Source data:
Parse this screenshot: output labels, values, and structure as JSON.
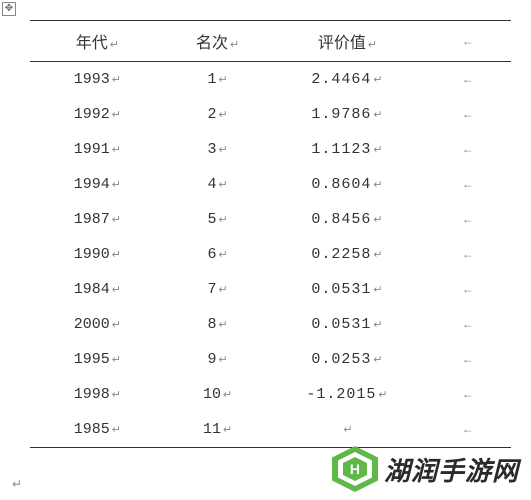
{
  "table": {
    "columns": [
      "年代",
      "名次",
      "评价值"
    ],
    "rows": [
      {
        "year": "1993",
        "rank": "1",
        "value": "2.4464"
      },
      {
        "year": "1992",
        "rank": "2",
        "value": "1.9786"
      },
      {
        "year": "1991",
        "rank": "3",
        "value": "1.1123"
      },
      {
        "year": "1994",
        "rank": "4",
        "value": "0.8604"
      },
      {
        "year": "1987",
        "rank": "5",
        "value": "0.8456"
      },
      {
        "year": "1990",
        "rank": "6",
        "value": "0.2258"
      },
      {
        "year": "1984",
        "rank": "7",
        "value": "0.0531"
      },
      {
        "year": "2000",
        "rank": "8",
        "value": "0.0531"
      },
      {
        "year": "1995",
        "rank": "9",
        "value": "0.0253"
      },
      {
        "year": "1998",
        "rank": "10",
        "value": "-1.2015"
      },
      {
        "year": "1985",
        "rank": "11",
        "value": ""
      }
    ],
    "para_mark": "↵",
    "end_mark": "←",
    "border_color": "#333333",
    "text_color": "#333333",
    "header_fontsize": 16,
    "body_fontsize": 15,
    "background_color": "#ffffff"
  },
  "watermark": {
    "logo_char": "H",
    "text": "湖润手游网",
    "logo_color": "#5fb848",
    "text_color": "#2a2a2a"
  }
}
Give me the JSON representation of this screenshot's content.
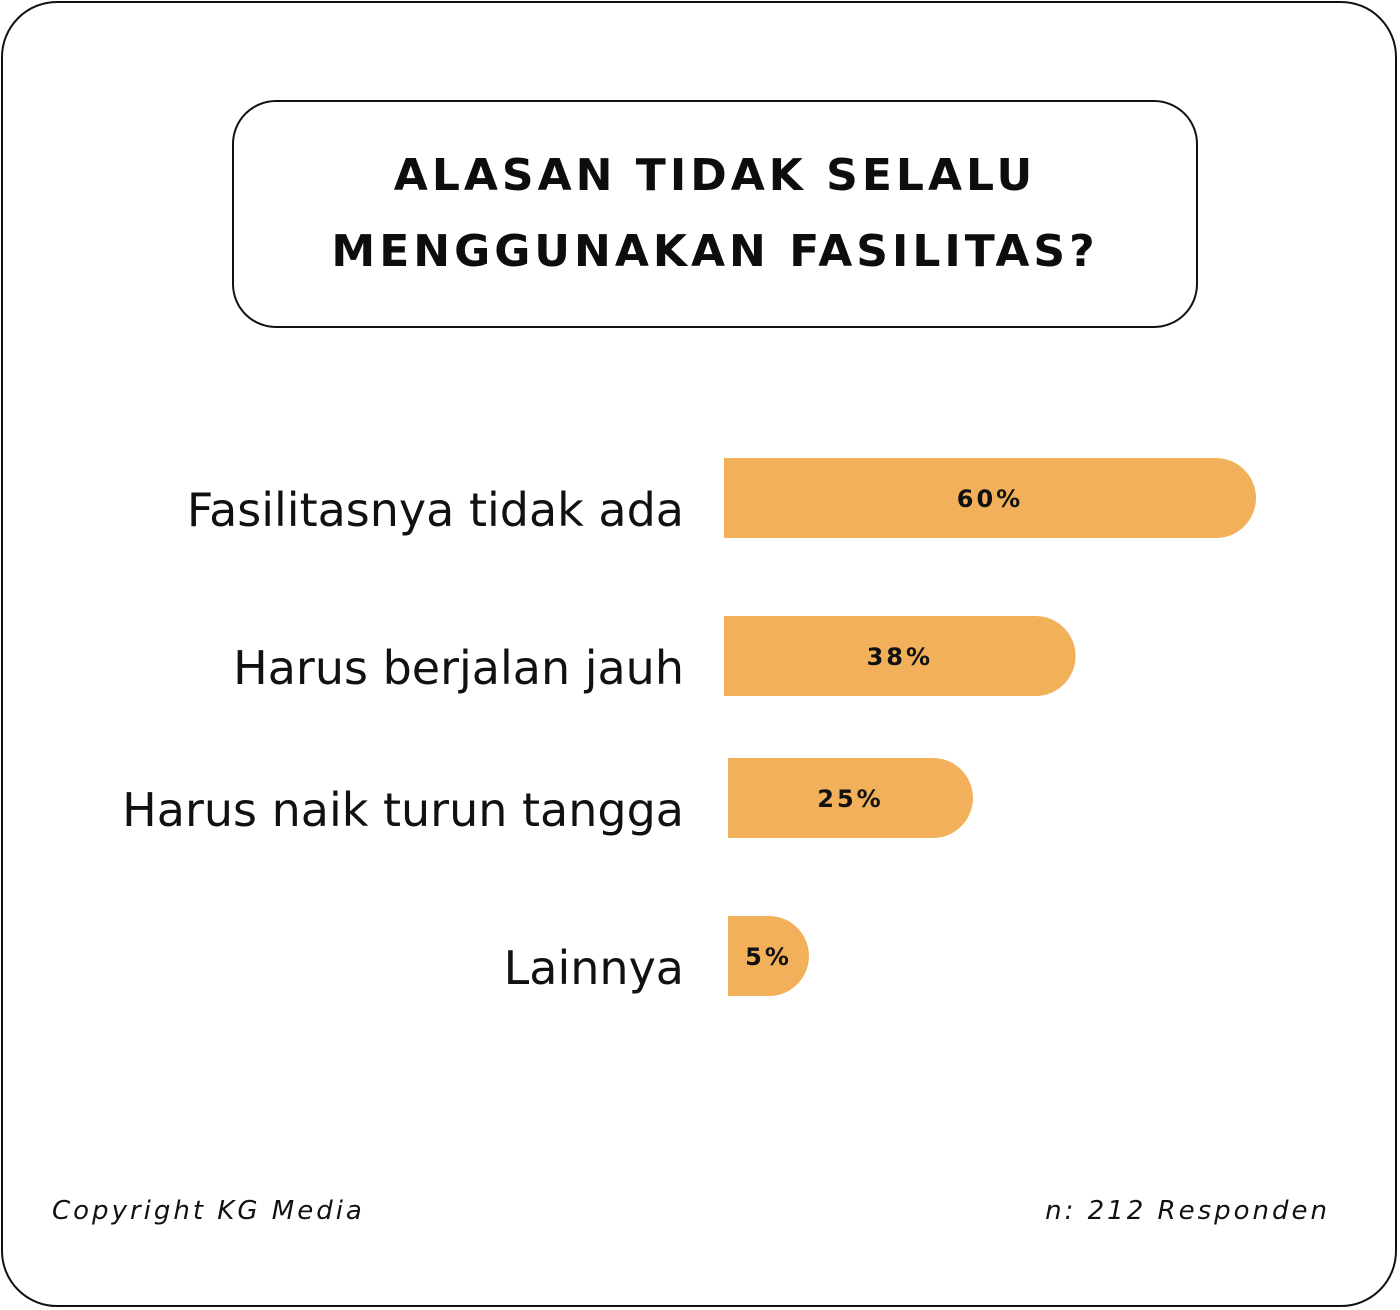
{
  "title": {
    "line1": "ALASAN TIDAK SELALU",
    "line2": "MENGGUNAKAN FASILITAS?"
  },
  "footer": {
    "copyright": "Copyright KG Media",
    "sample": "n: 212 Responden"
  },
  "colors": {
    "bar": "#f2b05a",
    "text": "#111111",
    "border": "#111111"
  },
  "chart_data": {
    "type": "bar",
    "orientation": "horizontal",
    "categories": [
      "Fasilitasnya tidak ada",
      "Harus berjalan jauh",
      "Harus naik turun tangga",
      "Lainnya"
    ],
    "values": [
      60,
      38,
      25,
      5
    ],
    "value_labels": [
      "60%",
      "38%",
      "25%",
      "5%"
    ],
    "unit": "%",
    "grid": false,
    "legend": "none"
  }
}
---
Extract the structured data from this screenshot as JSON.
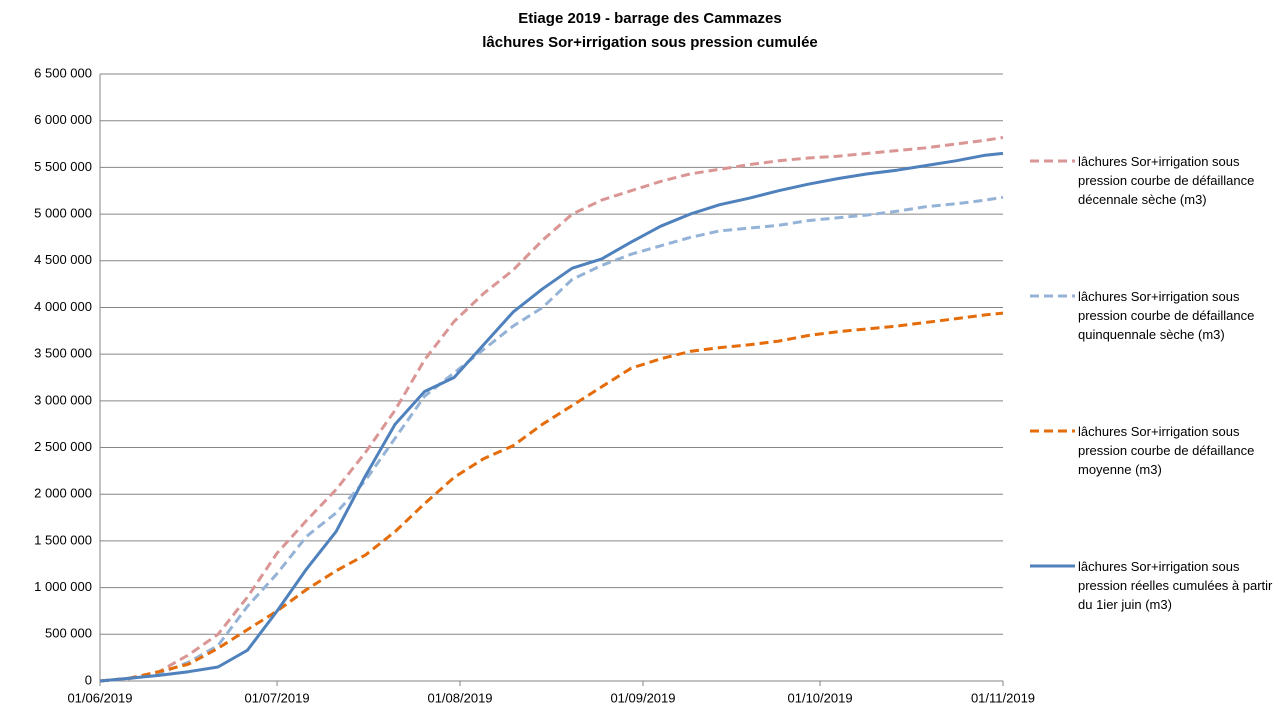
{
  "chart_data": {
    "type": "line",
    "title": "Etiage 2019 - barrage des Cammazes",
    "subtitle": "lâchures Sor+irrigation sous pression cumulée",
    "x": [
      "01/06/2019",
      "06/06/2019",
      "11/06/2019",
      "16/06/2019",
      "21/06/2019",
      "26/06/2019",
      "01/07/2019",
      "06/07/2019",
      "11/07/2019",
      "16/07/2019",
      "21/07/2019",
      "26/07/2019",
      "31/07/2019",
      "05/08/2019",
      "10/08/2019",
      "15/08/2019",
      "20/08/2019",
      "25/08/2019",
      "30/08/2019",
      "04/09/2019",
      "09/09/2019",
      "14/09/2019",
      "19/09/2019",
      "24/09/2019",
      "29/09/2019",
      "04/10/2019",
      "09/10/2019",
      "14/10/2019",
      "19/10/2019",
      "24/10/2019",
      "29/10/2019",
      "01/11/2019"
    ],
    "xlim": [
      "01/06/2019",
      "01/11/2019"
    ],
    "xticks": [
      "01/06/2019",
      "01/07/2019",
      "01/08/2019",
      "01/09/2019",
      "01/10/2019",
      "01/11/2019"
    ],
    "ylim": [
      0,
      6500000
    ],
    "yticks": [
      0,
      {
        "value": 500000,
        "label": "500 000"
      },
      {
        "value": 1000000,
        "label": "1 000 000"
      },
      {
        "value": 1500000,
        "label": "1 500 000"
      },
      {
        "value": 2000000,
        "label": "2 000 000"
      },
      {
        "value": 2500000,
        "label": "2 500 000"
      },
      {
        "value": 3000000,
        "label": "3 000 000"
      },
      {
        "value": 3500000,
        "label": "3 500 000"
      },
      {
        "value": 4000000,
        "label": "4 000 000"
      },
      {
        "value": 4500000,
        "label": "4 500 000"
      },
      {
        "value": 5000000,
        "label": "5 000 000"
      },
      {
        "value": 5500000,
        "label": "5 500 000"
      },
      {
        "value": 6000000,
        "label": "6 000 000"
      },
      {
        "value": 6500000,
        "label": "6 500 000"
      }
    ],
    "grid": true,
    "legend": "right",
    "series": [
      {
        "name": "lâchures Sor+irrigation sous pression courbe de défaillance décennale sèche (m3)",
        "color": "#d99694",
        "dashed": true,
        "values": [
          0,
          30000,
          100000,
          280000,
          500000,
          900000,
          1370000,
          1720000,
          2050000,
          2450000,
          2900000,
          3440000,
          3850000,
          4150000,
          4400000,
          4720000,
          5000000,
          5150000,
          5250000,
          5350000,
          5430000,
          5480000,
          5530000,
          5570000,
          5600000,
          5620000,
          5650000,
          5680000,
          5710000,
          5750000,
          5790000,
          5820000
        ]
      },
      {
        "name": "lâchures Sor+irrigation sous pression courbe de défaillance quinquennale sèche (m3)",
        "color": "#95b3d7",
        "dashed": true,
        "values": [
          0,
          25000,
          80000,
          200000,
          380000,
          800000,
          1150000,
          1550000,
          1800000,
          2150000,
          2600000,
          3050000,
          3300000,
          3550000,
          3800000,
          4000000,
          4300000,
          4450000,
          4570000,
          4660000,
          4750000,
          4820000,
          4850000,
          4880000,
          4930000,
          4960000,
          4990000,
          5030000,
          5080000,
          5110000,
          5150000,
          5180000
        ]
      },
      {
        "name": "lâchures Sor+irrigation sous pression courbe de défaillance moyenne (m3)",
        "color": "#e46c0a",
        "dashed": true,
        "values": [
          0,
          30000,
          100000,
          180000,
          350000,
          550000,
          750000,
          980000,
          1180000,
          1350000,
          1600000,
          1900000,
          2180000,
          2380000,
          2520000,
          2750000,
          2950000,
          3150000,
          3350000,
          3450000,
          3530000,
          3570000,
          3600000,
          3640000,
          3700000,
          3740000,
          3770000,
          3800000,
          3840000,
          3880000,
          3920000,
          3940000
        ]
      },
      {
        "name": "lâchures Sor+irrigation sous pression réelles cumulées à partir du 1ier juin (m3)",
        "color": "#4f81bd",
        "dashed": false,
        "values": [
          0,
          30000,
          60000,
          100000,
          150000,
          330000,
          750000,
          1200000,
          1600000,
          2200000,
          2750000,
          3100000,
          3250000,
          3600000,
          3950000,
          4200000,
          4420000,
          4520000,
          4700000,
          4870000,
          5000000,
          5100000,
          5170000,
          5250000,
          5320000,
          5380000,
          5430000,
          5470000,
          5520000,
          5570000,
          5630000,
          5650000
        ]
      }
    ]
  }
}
--
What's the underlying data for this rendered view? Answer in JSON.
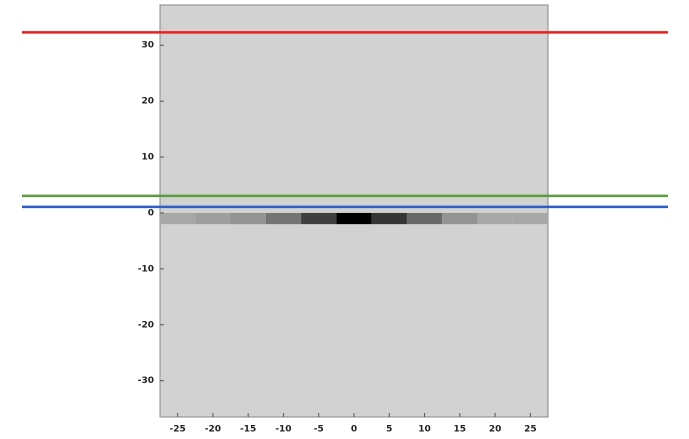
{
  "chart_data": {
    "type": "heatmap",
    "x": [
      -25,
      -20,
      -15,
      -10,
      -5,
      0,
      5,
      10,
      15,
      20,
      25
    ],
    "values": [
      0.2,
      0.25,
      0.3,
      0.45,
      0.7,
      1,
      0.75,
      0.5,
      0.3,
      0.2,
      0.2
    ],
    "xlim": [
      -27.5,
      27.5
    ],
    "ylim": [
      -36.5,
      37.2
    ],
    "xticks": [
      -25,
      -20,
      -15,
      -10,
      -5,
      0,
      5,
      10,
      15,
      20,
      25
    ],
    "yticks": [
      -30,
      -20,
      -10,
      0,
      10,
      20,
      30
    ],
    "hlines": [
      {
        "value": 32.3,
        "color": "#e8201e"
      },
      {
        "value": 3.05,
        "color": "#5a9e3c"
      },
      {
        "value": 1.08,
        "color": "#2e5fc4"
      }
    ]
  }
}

Task requirements:
State how many lines of the listing include "this", and nothing more.

The reply:
4